--- Stored data ---

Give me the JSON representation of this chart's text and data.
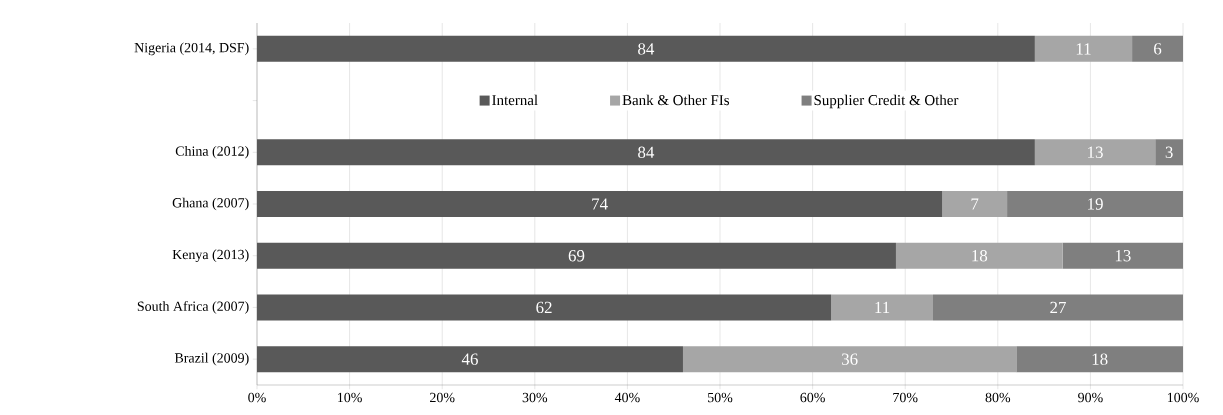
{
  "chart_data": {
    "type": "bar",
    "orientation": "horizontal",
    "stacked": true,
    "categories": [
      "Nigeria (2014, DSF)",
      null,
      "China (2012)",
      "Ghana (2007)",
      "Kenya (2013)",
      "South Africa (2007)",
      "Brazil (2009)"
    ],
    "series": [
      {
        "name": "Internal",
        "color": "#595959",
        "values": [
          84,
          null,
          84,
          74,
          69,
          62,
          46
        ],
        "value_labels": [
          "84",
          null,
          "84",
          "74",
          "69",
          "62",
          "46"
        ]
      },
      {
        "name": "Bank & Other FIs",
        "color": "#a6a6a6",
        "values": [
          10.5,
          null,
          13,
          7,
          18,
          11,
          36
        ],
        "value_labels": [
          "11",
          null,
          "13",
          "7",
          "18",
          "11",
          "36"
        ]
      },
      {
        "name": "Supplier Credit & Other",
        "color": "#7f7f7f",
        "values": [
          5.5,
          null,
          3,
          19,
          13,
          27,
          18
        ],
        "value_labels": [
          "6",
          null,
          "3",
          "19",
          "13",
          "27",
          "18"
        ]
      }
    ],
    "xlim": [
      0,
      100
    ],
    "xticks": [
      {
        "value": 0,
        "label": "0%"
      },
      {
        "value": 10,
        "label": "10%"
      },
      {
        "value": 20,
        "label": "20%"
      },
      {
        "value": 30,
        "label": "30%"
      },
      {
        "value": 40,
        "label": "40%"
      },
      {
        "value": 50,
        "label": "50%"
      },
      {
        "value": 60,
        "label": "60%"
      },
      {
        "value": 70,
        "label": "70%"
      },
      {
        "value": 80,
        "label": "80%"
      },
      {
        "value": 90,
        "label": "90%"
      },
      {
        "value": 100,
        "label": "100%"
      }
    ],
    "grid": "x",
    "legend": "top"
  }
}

---

> _Instruction_: Omit the pictures. Output every record above word for word.

> _Result of this task_:
Give me the JSON representation of this chart's text and data.
{
  "chart_data": {
    "type": "bar",
    "orientation": "horizontal",
    "stacked": true,
    "categories": [
      "Nigeria (2014, DSF)",
      null,
      "China (2012)",
      "Ghana (2007)",
      "Kenya (2013)",
      "South Africa (2007)",
      "Brazil (2009)"
    ],
    "series": [
      {
        "name": "Internal",
        "color": "#595959",
        "values": [
          84,
          null,
          84,
          74,
          69,
          62,
          46
        ],
        "value_labels": [
          "84",
          null,
          "84",
          "74",
          "69",
          "62",
          "46"
        ]
      },
      {
        "name": "Bank & Other FIs",
        "color": "#a6a6a6",
        "values": [
          10.5,
          null,
          13,
          7,
          18,
          11,
          36
        ],
        "value_labels": [
          "11",
          null,
          "13",
          "7",
          "18",
          "11",
          "36"
        ]
      },
      {
        "name": "Supplier Credit & Other",
        "color": "#7f7f7f",
        "values": [
          5.5,
          null,
          3,
          19,
          13,
          27,
          18
        ],
        "value_labels": [
          "6",
          null,
          "3",
          "19",
          "13",
          "27",
          "18"
        ]
      }
    ],
    "xlim": [
      0,
      100
    ],
    "xticks": [
      {
        "value": 0,
        "label": "0%"
      },
      {
        "value": 10,
        "label": "10%"
      },
      {
        "value": 20,
        "label": "20%"
      },
      {
        "value": 30,
        "label": "30%"
      },
      {
        "value": 40,
        "label": "40%"
      },
      {
        "value": 50,
        "label": "50%"
      },
      {
        "value": 60,
        "label": "60%"
      },
      {
        "value": 70,
        "label": "70%"
      },
      {
        "value": 80,
        "label": "80%"
      },
      {
        "value": 90,
        "label": "90%"
      },
      {
        "value": 100,
        "label": "100%"
      }
    ],
    "grid": "x",
    "legend": "top"
  }
}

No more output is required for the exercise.